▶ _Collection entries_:
=======

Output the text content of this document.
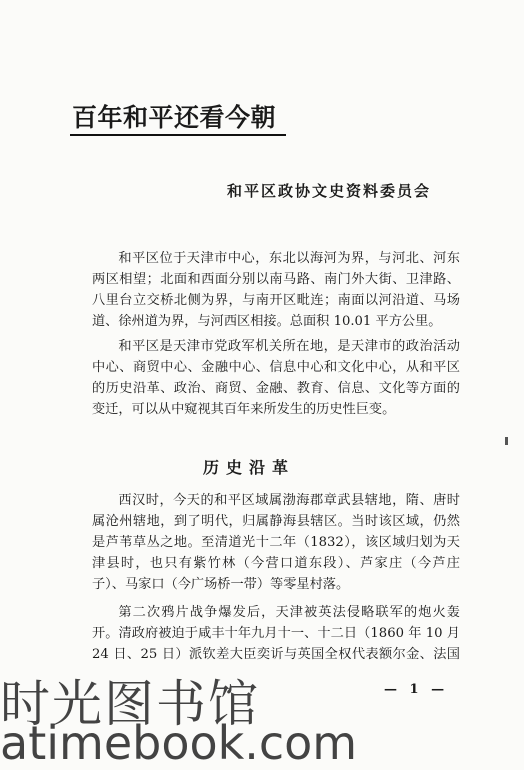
百年和平还看今朝
和平区政协文史资料委员会

和平区位于天津市中心，东北以海河为界，与河北、河东两区相望；北面和西面分别以南马路、南门外大街、卫津路、八里台立交桥北侧为界，与南开区毗连；南面以河沿道、马场道、徐州道为界，与河西区相接。总面积 10.01 平方公里。

和平区是天津市党政军机关所在地，是天津市的政治活动中心、商贸中心、金融中心、信息中心和文化中心，从和平区的历史沿革、政治、商贸、金融、教育、信息、文化等方面的变迁，可以从中窥视其百年来所发生的历史性巨变。

历史沿革

西汉时，今天的和平区域属渤海郡章武县辖地，隋、唐时属沧州辖地，到了明代，归属静海县辖区。当时该区域，仍然是芦苇草丛之地。至清道光十二年（1832），该区域归划为天津县时，也只有紫竹林（今营口道东段）、芦家庄（今芦庄子）、马家口（今广场桥一带）等零星村落。

第二次鸦片战争爆发后，天津被英法侵略联军的炮火轰开。清政府被迫于咸丰十年九月十一、十二日（1860 年 10 月 24 日、25 日）派钦差大臣奕䜣与英国全权代表额尔金、法国

— 1 —
时光图书馆
atimebook.com
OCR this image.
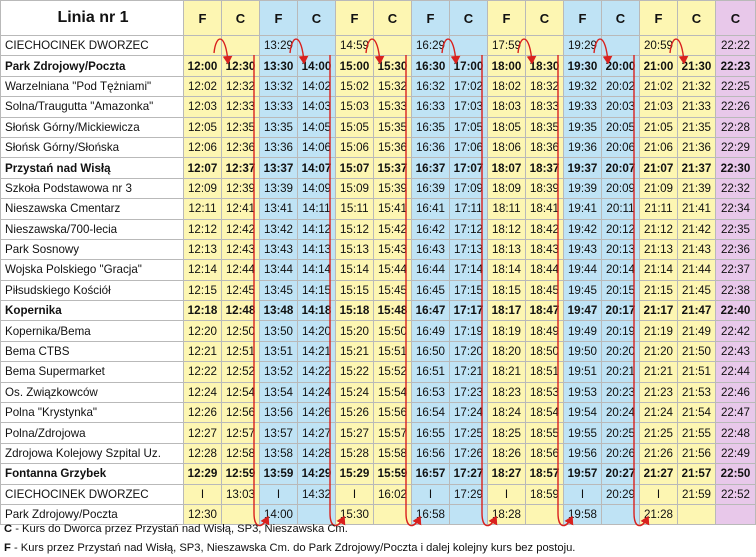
Linia nr 1	F	C	F	C	F	C	F	C	F	C	F	C	F	C	C
CIECHOCINEK DWORZEC			13:29		14:59		16:29		17:59		19:29		20:59		22:22
Park Zdrojowy/Poczta	12:00	12:30	13:30	14:00	15:00	15:30	16:30	17:00	18:00	18:30	19:30	20:00	21:00	21:30	22:23
Warzelniana "Pod Tężniami"	12:02	12:32	13:32	14:02	15:02	15:32	16:32	17:02	18:02	18:32	19:32	20:02	21:02	21:32	22:25
Solna/Traugutta "Amazonka"	12:03	12:33	13:33	14:03	15:03	15:33	16:33	17:03	18:03	18:33	19:33	20:03	21:03	21:33	22:26
Słońsk Górny/Mickiewicza	12:05	12:35	13:35	14:05	15:05	15:35	16:35	17:05	18:05	18:35	19:35	20:05	21:05	21:35	22:28
Słońsk Górny/Słońska	12:06	12:36	13:36	14:06	15:06	15:36	16:36	17:06	18:06	18:36	19:36	20:06	21:06	21:36	22:29
Przystań nad Wisłą	12:07	12:37	13:37	14:07	15:07	15:37	16:37	17:07	18:07	18:37	19:37	20:07	21:07	21:37	22:30
Szkoła Podstawowa nr 3	12:09	12:39	13:39	14:09	15:09	15:39	16:39	17:09	18:09	18:39	19:39	20:09	21:09	21:39	22:32
Nieszawska Cmentarz	12:11	12:41	13:41	14:11	15:11	15:41	16:41	17:11	18:11	18:41	19:41	20:11	21:11	21:41	22:34
Nieszawska/700-lecia	12:12	12:42	13:42	14:12	15:12	15:42	16:42	17:12	18:12	18:42	19:42	20:12	21:12	21:42	22:35
Park Sosnowy	12:13	12:43	13:43	14:13	15:13	15:43	16:43	17:13	18:13	18:43	19:43	20:13	21:13	21:43	22:36
Wojska Polskiego "Gracja"	12:14	12:44	13:44	14:14	15:14	15:44	16:44	17:14	18:14	18:44	19:44	20:14	21:14	21:44	22:37
Piłsudskiego Kościół	12:15	12:45	13:45	14:15	15:15	15:45	16:45	17:15	18:15	18:45	19:45	20:15	21:15	21:45	22:38
Kopernika	12:18	12:48	13:48	14:18	15:18	15:48	16:47	17:17	18:17	18:47	19:47	20:17	21:17	21:47	22:40
Kopernika/Bema	12:20	12:50	13:50	14:20	15:20	15:50	16:49	17:19	18:19	18:49	19:49	20:19	21:19	21:49	22:42
Bema CTBS	12:21	12:51	13:51	14:21	15:21	15:51	16:50	17:20	18:20	18:50	19:50	20:20	21:20	21:50	22:43
Bema Supermarket	12:22	12:52	13:52	14:22	15:22	15:52	16:51	17:21	18:21	18:51	19:51	20:21	21:21	21:51	22:44
Os. Związkowców	12:24	12:54	13:54	14:24	15:24	15:54	16:53	17:23	18:23	18:53	19:53	20:23	21:23	21:53	22:46
Polna "Krystynka"	12:26	12:56	13:56	14:26	15:26	15:56	16:54	17:24	18:24	18:54	19:54	20:24	21:24	21:54	22:47
Polna/Zdrojowa	12:27	12:57	13:57	14:27	15:27	15:57	16:55	17:25	18:25	18:55	19:55	20:25	21:25	21:55	22:48
Zdrojowa Kolejowy Szpital Uz.	12:28	12:58	13:58	14:28	15:28	15:58	16:56	17:26	18:26	18:56	19:56	20:26	21:26	21:56	22:49
Fontanna Grzybek	12:29	12:59	13:59	14:29	15:29	15:59	16:57	17:27	18:27	18:57	19:57	20:27	21:27	21:57	22:50
CIECHOCINEK DWORZEC	I	13:03	I	14:32	I	16:02	I	17:29	I	18:59	I	20:29	I	21:59	22:52
Park Zdrojowy/Poczta	12:30		14:00		15:30		16:58		18:28		19:58		21:28		
C - Kurs do Dworca przez Przystań nad Wisłą, SP3, Nieszawska Cm.
F - Kurs przez Przystań nad Wisłą, SP3, Nieszawska Cm. do Park Zdrojowy/Poczta i dalej kolejny kurs bez postoju.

=======

▶ _OBJECTIVE_: Filter the listing above for the string "przez" and copy every matching line.

▶ _OUTPUT OF THE TASK_:
C - Kurs do Dworca przez Przystań nad Wisłą, SP3, Nieszawska Cm.
F - Kurs przez Przystań nad Wisłą, SP3, Nieszawska Cm. do Park Zdrojowy/Poczta i dalej kolejny kurs bez postoju.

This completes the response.